Saved data entries:
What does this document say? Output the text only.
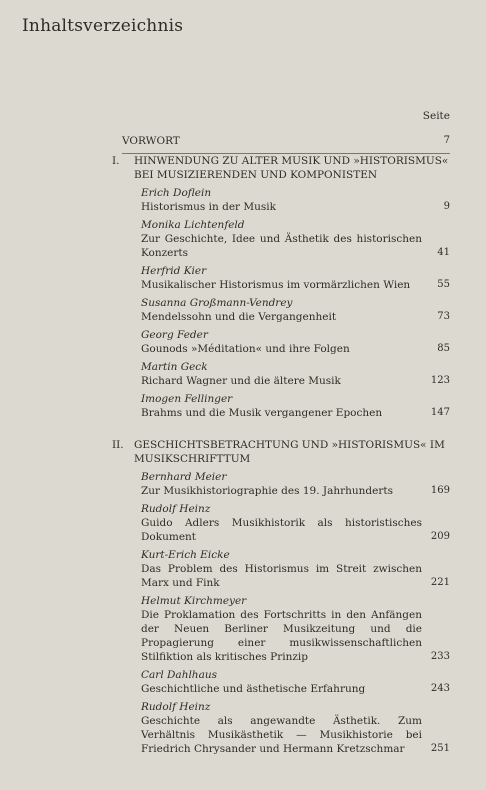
Inhaltsverzeichnis
Seite
VORWORT	7
I.	HINWENDUNG ZU ALTER MUSIK UND »HISTORISMUS« BEI MUSIZIERENDEN UND KOMPONISTEN
Erich Doflein
Historismus in der Musik	9
Monika Lichtenfeld
Zur Geschichte, Idee und Ästhetik des historischen Konzerts	41
Herfrid Kier
Musikalischer Historismus im vormärzlichen Wien	55
Susanna Großmann-Vendrey
Mendelssohn und die Vergangenheit	73
Georg Feder
Gounods »Méditation« und ihre Folgen	85
Martin Geck
Richard Wagner und die ältere Musik	123
Imogen Fellinger
Brahms und die Musik vergangener Epochen	147
II. GESCHICHTSBETRACHTUNG UND »HISTORISMUS« IM MUSIKSCHRIFTTUM
Bernhard Meier
Zur Musikhistoriographie des 19. Jahrhunderts	169
Rudolf Heinz
Guido Adlers Musikhistorik als historistisches Dokument	209
Kurt-Erich Eicke
Das Problem des Historismus im Streit zwischen Marx und Fink	221
Helmut Kirchmeyer
Die Proklamation des Fortschritts in den Anfängen der Neuen Berliner Musikzeitung und die Propagierung einer musikwissenschaftlichen Stilfiktion als kritisches Prinzip	233
Carl Dahlhaus
Geschichtliche und ästhetische Erfahrung	243
Rudolf Heinz
Geschichte als angewandte Ästhetik. Zum Verhältnis Musikästhetik — Musikhistorie bei Friedrich Chrysander und Hermann Kretzschmar	251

Task to complete> Print out the material word for word, omitting the pictures.

Worked solution>
What does this document say? Output the text only.
Inhaltsverzeichnis
Seite
VORWORT	7
I.	HINWENDUNG ZU ALTER MUSIK UND »HISTORISMUS« BEI MUSIZIERENDEN UND KOMPONISTEN
Erich Doflein
Historismus in der Musik	9
Monika Lichtenfeld
Zur Geschichte, Idee und Ästhetik des historischen Konzerts	41
Herfrid Kier
Musikalischer Historismus im vormärzlichen Wien	55
Susanna Großmann-Vendrey
Mendelssohn und die Vergangenheit	73
Georg Feder
Gounods »Méditation« und ihre Folgen	85
Martin Geck
Richard Wagner und die ältere Musik	123
Imogen Fellinger
Brahms und die Musik vergangener Epochen	147
II. GESCHICHTSBETRACHTUNG UND »HISTORISMUS« IM MUSIKSCHRIFTTUM
Bernhard Meier
Zur Musikhistoriographie des 19. Jahrhunderts	169
Rudolf Heinz
Guido Adlers Musikhistorik als historistisches Dokument	209
Kurt-Erich Eicke
Das Problem des Historismus im Streit zwischen Marx und Fink	221
Helmut Kirchmeyer
Die Proklamation des Fortschritts in den Anfängen der Neuen Berliner Musikzeitung und die Propagierung einer musikwissenschaftlichen Stilfiktion als kritisches Prinzip	233
Carl Dahlhaus
Geschichtliche und ästhetische Erfahrung	243
Rudolf Heinz
Geschichte als angewandte Ästhetik. Zum Verhältnis Musikästhetik — Musikhistorie bei Friedrich Chrysander und Hermann Kretzschmar	251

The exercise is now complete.